Written exercise: Retype the records below exactly as they appear, but leave out any pictures.

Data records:

################

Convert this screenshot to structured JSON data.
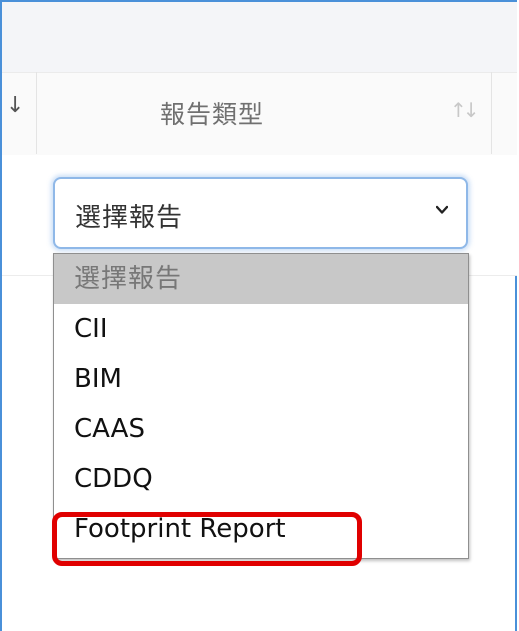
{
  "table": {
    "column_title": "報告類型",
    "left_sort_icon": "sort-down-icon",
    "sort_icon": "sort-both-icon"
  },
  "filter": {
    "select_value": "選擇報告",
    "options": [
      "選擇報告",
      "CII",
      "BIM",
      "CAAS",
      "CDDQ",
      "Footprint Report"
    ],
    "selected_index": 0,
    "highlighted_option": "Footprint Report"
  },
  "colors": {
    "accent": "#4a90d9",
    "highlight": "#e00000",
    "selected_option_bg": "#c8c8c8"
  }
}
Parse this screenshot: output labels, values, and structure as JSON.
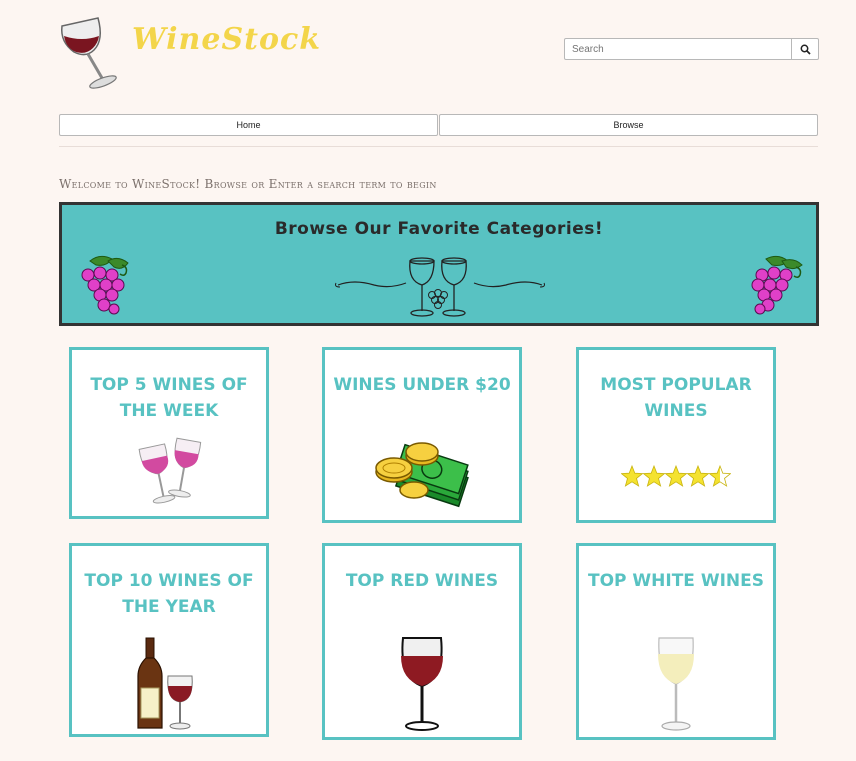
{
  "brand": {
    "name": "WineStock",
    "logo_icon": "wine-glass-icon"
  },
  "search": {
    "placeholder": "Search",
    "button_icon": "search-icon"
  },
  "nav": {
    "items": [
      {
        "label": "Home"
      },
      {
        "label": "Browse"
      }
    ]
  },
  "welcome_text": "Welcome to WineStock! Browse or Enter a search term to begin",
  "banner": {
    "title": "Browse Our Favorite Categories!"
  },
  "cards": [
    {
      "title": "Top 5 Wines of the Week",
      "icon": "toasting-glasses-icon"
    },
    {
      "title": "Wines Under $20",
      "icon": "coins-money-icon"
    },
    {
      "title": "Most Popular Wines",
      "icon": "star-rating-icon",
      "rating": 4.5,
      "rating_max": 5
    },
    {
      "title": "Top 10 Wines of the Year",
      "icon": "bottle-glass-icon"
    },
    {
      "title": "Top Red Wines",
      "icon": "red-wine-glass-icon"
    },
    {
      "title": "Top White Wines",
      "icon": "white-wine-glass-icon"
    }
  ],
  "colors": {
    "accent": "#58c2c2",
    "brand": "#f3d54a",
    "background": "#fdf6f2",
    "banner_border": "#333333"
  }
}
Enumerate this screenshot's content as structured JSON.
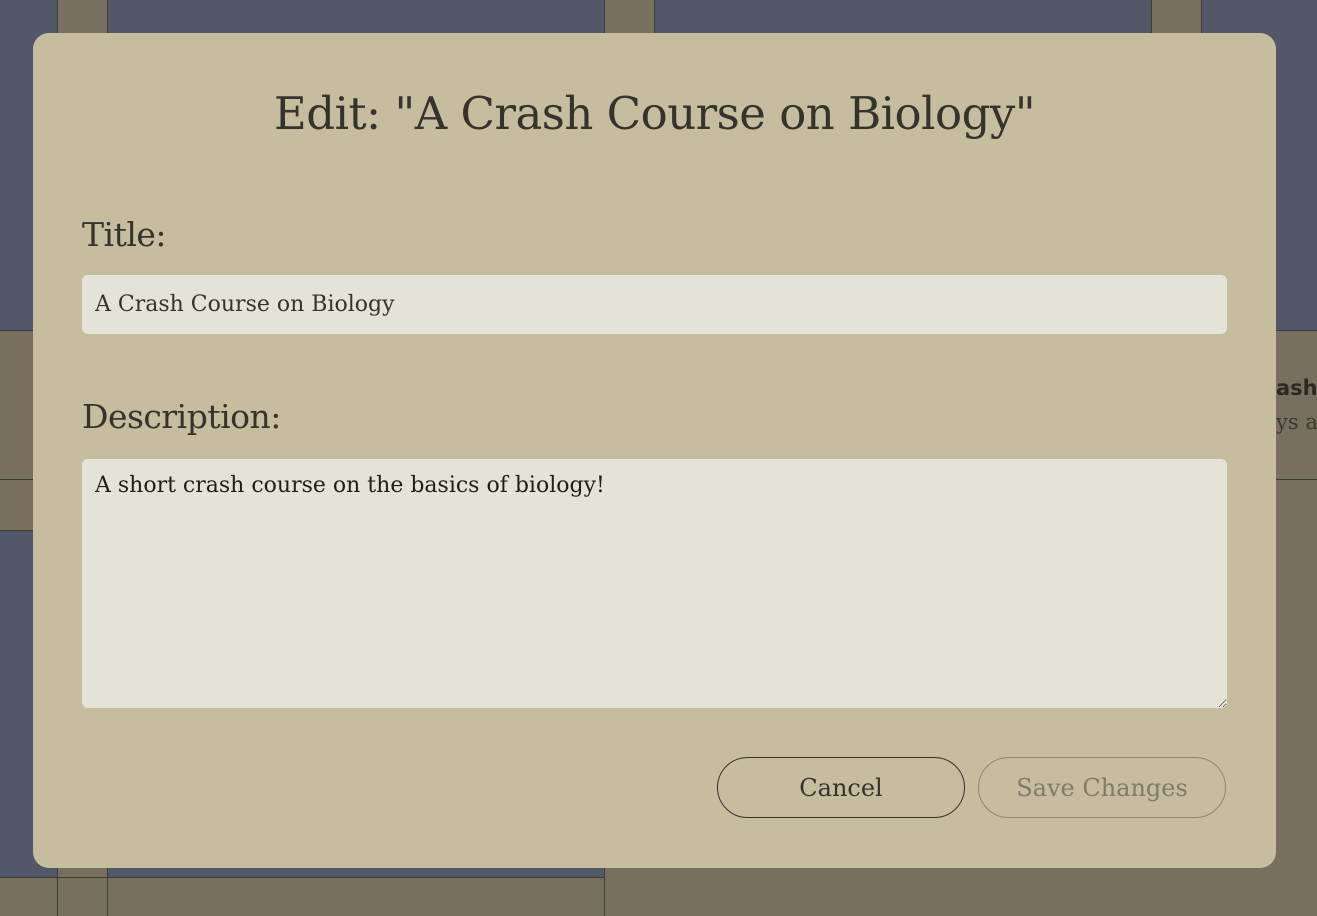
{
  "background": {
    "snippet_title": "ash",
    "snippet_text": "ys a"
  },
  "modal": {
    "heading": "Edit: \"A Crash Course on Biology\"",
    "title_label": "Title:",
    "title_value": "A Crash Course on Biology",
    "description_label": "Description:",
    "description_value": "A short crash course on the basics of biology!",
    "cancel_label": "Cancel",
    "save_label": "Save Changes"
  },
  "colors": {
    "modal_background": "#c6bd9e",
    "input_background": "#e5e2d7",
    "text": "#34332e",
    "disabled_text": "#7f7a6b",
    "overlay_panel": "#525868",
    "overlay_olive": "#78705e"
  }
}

################

Task output:
Convert this screenshot to structured JSON data.
{
  "table": {
    "column_title": "報告類型",
    "left_sort_icon": "sort-down-icon",
    "sort_icon": "sort-both-icon"
  },
  "filter": {
    "select_value": "選擇報告",
    "options": [
      "選擇報告",
      "CII",
      "BIM",
      "CAAS",
      "CDDQ",
      "Footprint Report"
    ],
    "selected_index": 0,
    "highlighted_option": "Footprint Report"
  },
  "colors": {
    "accent": "#4a90d9",
    "highlight": "#e00000",
    "selected_option_bg": "#c8c8c8"
  }
}
Parse this screenshot: output labels, values, and structure as JSON.
{
  "brand": {
    "name": "WineStock",
    "logo_icon": "wine-glass-icon"
  },
  "search": {
    "placeholder": "Search",
    "button_icon": "search-icon"
  },
  "nav": {
    "items": [
      {
        "label": "Home"
      },
      {
        "label": "Browse"
      }
    ]
  },
  "welcome_text": "Welcome to WineStock! Browse or Enter a search term to begin",
  "banner": {
    "title": "Browse Our Favorite Categories!"
  },
  "cards": [
    {
      "title": "Top 5 Wines of the Week",
      "icon": "toasting-glasses-icon"
    },
    {
      "title": "Wines Under $20",
      "icon": "coins-money-icon"
    },
    {
      "title": "Most Popular Wines",
      "icon": "star-rating-icon",
      "rating": 4.5,
      "rating_max": 5
    },
    {
      "title": "Top 10 Wines of the Year",
      "icon": "bottle-glass-icon"
    },
    {
      "title": "Top Red Wines",
      "icon": "red-wine-glass-icon"
    },
    {
      "title": "Top White Wines",
      "icon": "white-wine-glass-icon"
    }
  ],
  "colors": {
    "accent": "#58c2c2",
    "brand": "#f3d54a",
    "background": "#fdf6f2",
    "banner_border": "#333333"
  }
}
Enumerate this screenshot's content as structured JSON.
{
  "background": {
    "snippet_title": "ash",
    "snippet_text": "ys a"
  },
  "modal": {
    "heading": "Edit: \"A Crash Course on Biology\"",
    "title_label": "Title:",
    "title_value": "A Crash Course on Biology",
    "description_label": "Description:",
    "description_value": "A short crash course on the basics of biology!",
    "cancel_label": "Cancel",
    "save_label": "Save Changes"
  },
  "colors": {
    "modal_background": "#c6bd9e",
    "input_background": "#e5e2d7",
    "text": "#34332e",
    "disabled_text": "#7f7a6b",
    "overlay_panel": "#525868",
    "overlay_olive": "#78705e"
  }
}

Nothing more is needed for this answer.